■ **THE PROBLEM**: Reproduce every record below exactly as written, leaving out any pictures.

■ **DATA EXTRACT**:
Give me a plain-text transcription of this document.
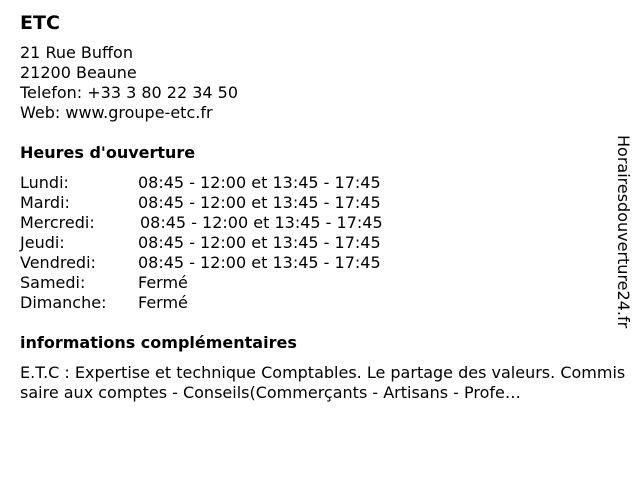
ETC
21 Rue Buffon
21200 Beaune
Telefon: +33 3 80 22 34 50
Web: www.groupe-etc.fr
Heures d'ouverture
Lundi:	08:45 - 12:00 et 13:45 - 17:45
Mardi:	08:45 - 12:00 et 13:45 - 17:45
Mercredi:	08:45 - 12:00 et 13:45 - 17:45
Jeudi:	08:45 - 12:00 et 13:45 - 17:45
Vendredi:	08:45 - 12:00 et 13:45 - 17:45
Samedi:	Fermé
Dimanche:	Fermé
informations complémentaires
E.T.C : Expertise et technique Comptables. Le partage des valeurs. Commissaire aux comptes - Conseils(Commerçants - Artisans - Profe…
Horairesdouverture24.fr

■ **WRITTEN RESPONSE**:
Give me a plain-text transcription of this document.
ETC
21 Rue Buffon
21200 Beaune
Telefon: +33 3 80 22 34 50
Web: www.groupe-etc.fr
Heures d'ouverture
Lundi:	08:45 - 12:00 et 13:45 - 17:45
Mardi:	08:45 - 12:00 et 13:45 - 17:45
Mercredi:	08:45 - 12:00 et 13:45 - 17:45
Jeudi:	08:45 - 12:00 et 13:45 - 17:45
Vendredi:	08:45 - 12:00 et 13:45 - 17:45
Samedi:	Fermé
Dimanche:	Fermé
informations complémentaires
E.T.C : Expertise et technique Comptables. Le partage des valeurs. Commissaire aux comptes - Conseils(Commerçants - Artisans - Profe…
Horairesdouverture24.fr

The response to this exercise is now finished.